▶ _TASK DETAILS_: From the entries that follow, list every line in which the string "this" appears.

====== TASK MATERIAL

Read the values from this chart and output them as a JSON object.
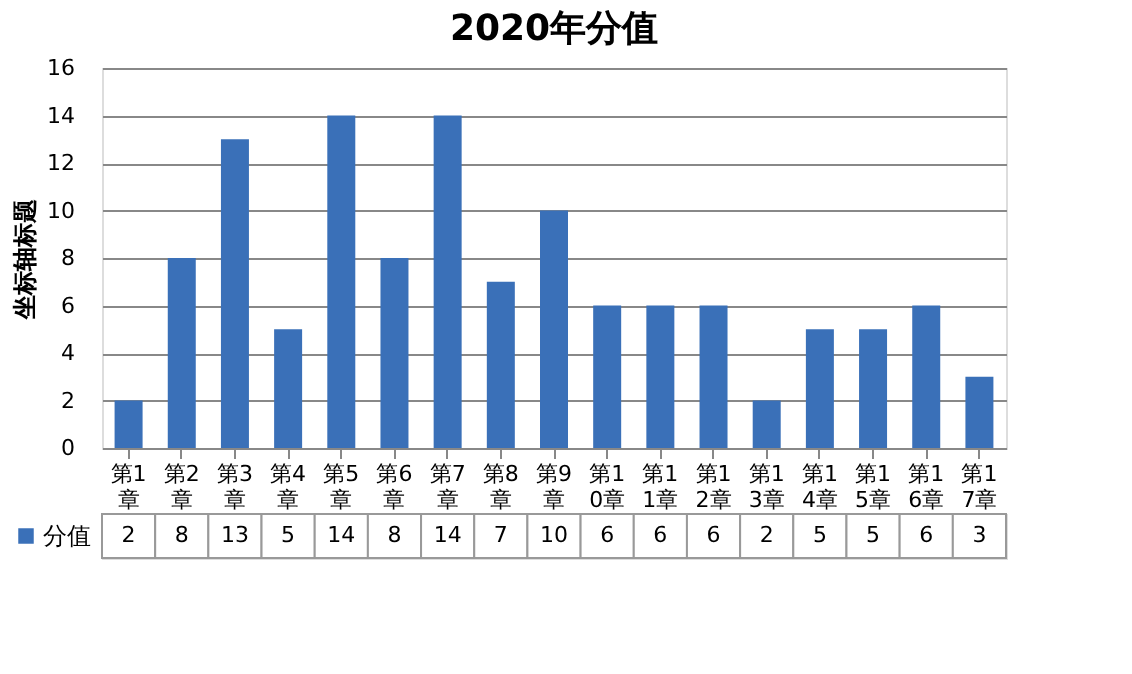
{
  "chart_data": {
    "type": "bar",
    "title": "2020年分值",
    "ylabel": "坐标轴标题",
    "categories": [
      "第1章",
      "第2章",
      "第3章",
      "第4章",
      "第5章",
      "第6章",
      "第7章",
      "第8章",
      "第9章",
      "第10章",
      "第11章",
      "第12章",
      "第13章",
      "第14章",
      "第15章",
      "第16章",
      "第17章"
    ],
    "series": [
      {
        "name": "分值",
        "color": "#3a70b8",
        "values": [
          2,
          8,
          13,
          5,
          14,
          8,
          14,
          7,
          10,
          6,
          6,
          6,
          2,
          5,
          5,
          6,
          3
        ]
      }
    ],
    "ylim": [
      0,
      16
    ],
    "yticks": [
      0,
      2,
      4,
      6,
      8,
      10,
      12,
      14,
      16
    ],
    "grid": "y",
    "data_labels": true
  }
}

============
====== TASK MATERIAL

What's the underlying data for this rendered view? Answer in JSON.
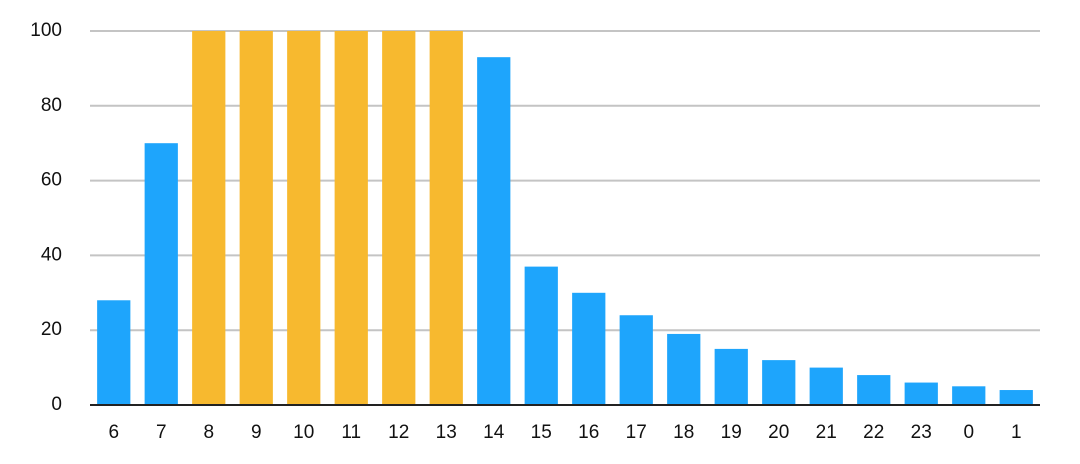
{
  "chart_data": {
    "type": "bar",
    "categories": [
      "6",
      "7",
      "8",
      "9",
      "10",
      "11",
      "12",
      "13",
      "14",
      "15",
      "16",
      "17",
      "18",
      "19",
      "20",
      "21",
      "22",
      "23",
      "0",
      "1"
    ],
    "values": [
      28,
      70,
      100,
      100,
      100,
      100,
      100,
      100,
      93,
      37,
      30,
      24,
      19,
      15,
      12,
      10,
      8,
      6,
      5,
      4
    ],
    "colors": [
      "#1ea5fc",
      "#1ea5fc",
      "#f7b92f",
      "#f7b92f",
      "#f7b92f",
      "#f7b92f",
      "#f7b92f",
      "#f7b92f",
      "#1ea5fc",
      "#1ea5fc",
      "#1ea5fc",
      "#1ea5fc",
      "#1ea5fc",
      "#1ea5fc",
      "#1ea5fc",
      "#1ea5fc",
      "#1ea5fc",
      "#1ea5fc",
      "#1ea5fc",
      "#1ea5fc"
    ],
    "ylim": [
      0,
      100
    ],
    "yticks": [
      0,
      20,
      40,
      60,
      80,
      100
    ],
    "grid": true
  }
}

============

▶ _EXERCISE ANSWER_:
Read the values from this chart and output them as a JSON object.
What's the underlying data for this rendered view? Answer in JSON.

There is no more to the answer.